● **PROBLEM DETAILS**
Search the entries below for "unit". Report each line where it occurs.

● **PROVIDED RECORDS**
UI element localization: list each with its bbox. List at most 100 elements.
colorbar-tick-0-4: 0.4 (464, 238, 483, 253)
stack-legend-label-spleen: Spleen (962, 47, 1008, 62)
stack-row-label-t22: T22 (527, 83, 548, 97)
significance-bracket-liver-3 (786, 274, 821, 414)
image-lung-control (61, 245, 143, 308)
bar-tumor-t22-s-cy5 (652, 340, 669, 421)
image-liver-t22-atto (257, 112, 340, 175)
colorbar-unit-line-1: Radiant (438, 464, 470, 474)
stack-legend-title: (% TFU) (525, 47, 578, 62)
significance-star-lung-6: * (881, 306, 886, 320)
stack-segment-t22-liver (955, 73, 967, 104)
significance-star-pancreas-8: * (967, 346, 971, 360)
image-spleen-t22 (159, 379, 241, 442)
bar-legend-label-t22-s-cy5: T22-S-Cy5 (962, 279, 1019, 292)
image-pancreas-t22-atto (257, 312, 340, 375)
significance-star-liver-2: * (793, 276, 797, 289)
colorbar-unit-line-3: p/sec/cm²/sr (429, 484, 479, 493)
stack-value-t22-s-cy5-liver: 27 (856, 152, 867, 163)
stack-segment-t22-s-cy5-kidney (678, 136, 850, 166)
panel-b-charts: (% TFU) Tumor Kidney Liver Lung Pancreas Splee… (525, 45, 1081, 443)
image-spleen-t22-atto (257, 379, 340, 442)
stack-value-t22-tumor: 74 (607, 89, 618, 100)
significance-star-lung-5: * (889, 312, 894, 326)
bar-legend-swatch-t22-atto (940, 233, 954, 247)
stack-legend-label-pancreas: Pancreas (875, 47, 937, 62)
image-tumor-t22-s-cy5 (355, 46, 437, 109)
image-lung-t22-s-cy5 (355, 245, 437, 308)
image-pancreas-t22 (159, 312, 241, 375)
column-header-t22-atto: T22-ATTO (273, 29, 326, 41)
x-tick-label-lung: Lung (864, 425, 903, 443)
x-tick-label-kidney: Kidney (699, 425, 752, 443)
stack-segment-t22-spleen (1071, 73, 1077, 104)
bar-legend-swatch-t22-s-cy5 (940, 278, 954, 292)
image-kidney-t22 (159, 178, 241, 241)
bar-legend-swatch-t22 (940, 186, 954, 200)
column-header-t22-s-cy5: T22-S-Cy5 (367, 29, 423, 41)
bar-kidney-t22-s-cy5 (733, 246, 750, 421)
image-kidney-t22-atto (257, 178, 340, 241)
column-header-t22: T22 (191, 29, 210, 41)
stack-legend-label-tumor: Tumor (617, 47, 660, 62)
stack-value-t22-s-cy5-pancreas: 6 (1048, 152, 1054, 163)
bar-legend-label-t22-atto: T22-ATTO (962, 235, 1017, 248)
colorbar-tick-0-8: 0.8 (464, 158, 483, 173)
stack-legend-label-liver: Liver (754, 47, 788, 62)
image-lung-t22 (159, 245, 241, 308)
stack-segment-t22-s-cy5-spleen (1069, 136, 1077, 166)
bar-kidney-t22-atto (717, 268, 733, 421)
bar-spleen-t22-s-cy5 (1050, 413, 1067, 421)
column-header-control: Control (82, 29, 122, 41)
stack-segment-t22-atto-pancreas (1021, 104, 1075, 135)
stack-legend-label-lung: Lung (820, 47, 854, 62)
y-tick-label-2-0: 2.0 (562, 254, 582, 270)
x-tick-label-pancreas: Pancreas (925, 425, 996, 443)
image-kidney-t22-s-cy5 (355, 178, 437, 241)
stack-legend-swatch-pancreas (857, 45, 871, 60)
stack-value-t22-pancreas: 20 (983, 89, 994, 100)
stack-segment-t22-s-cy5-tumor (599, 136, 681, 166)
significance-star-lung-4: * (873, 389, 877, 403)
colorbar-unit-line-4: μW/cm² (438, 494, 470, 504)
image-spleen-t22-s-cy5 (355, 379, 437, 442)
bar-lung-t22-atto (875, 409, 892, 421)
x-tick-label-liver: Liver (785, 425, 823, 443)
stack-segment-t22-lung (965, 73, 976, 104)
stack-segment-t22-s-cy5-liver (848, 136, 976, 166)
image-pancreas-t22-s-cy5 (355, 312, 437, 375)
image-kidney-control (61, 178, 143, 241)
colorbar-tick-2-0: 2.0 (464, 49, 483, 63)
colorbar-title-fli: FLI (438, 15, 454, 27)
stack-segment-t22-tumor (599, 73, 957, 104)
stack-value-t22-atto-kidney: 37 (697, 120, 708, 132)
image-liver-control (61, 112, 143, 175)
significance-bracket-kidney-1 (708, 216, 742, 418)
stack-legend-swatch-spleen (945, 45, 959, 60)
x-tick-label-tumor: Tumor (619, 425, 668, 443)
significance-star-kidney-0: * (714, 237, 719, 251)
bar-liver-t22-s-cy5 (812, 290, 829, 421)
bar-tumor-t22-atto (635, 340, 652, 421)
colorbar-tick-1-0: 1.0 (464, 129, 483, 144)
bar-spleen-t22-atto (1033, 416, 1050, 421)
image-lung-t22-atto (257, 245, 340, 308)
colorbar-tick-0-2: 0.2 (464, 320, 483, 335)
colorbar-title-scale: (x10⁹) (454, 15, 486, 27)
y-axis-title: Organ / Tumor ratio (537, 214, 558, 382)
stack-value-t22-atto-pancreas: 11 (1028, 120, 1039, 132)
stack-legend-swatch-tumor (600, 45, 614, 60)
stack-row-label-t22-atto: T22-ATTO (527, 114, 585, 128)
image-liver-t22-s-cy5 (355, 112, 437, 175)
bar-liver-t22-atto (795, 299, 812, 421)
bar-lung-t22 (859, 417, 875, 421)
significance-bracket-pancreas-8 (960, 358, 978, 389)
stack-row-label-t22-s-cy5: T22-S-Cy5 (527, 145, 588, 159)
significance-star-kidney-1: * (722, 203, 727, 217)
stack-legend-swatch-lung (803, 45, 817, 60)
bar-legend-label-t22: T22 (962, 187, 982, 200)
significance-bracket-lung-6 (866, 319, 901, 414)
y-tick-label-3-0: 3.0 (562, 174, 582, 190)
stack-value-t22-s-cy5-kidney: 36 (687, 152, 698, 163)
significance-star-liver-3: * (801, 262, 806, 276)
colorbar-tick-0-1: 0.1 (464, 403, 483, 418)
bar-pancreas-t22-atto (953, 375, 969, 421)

● **OUTPUT BELOW**
colorbar-unit-line-1: Radiant (438, 464, 470, 474)
colorbar-unit-line-3: p/sec/cm²/sr (429, 484, 479, 493)
colorbar-unit-line-4: μW/cm² (438, 494, 470, 504)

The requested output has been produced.